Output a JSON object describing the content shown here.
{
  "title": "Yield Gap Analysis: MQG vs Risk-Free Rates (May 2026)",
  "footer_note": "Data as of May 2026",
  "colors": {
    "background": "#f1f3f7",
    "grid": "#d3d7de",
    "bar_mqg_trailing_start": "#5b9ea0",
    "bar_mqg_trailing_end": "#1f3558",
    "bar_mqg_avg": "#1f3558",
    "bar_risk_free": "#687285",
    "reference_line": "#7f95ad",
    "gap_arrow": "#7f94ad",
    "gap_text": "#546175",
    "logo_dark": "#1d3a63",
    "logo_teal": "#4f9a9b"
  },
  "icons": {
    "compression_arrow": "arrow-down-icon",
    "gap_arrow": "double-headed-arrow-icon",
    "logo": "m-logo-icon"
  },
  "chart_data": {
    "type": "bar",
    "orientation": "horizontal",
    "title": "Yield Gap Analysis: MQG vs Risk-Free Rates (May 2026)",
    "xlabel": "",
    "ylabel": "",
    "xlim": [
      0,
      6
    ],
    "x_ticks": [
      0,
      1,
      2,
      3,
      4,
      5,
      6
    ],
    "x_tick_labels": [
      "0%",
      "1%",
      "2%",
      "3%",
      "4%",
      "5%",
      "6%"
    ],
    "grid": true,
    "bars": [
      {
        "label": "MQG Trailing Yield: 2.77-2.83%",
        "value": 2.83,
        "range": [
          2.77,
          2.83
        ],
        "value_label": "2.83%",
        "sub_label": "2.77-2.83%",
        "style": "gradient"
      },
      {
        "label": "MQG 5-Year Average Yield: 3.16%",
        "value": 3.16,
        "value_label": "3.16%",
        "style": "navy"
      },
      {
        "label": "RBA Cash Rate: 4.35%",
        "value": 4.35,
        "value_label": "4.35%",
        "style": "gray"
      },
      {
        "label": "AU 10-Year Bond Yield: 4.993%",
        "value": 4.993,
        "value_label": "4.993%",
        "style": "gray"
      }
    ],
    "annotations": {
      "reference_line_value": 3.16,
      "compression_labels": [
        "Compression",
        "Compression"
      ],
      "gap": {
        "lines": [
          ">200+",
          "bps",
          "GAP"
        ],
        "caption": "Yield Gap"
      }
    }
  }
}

****************************************

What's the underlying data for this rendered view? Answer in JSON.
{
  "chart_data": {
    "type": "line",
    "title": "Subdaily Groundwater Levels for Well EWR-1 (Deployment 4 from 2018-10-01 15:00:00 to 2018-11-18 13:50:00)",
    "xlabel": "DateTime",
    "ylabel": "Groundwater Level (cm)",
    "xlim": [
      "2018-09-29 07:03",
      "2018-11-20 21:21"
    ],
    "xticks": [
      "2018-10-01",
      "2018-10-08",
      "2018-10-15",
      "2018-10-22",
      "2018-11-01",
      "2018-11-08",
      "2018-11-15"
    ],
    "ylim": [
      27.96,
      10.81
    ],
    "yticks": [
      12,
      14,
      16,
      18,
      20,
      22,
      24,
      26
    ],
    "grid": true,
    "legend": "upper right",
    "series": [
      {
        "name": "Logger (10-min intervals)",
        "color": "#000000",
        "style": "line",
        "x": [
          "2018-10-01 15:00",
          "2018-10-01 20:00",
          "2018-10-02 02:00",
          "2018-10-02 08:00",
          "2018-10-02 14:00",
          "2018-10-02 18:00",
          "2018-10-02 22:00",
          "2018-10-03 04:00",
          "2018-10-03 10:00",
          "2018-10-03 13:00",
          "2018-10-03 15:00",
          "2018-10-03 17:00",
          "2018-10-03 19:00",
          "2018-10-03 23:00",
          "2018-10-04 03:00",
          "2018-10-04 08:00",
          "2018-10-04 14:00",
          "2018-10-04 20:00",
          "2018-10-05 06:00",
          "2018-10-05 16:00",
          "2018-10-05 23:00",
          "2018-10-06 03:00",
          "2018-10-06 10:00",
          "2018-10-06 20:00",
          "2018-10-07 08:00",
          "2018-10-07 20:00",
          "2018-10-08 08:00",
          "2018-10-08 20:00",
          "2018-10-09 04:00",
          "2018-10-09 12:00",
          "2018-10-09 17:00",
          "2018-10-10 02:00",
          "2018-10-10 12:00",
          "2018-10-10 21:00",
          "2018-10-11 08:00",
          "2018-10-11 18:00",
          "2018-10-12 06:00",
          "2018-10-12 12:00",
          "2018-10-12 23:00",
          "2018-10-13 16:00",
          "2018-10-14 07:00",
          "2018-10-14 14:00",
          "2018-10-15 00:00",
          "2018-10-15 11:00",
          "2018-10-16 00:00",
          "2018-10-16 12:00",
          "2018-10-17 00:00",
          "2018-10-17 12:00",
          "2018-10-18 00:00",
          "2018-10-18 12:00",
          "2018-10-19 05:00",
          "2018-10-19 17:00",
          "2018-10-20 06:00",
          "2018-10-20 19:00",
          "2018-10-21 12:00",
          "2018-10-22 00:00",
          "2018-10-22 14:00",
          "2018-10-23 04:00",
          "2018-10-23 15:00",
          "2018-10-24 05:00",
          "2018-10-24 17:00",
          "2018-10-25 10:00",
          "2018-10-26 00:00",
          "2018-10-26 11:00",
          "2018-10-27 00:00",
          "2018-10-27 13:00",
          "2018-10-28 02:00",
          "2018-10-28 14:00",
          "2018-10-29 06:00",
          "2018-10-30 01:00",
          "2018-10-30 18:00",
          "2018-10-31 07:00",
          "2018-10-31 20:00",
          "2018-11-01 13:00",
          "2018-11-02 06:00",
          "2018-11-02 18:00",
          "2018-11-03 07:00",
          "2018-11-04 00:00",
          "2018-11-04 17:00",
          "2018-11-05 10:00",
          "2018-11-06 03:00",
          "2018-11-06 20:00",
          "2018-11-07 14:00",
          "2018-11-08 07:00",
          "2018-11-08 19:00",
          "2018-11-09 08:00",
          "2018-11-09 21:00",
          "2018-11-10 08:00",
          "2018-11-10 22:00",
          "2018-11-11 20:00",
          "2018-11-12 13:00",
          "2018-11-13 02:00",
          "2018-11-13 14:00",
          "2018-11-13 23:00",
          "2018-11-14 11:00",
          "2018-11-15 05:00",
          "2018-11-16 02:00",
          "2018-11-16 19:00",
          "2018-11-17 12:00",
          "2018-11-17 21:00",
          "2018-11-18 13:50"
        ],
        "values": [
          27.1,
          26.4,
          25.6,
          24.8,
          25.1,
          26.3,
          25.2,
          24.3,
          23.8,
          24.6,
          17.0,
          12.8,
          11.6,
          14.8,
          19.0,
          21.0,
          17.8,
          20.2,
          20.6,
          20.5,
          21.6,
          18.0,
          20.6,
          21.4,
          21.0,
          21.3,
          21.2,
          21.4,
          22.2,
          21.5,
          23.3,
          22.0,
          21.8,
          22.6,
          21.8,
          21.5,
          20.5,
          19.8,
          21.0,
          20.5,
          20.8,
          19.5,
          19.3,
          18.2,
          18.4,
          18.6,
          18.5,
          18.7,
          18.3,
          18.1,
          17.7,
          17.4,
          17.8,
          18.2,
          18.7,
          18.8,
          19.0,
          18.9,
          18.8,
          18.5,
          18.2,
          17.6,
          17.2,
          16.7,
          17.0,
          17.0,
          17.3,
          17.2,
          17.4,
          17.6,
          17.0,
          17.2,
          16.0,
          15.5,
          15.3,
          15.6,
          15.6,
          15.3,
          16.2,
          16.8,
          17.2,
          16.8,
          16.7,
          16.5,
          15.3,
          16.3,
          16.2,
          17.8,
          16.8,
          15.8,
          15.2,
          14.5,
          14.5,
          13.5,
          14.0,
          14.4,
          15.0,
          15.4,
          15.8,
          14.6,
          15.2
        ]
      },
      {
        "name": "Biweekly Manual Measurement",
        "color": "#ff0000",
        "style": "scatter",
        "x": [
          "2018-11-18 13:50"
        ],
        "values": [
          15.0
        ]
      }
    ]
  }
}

****************************************

WHAT IS ASKED => Tally the lines of the material above that contain the word "Rates" and report the total alone.

SOLUTION TO THE EXERCISE => 2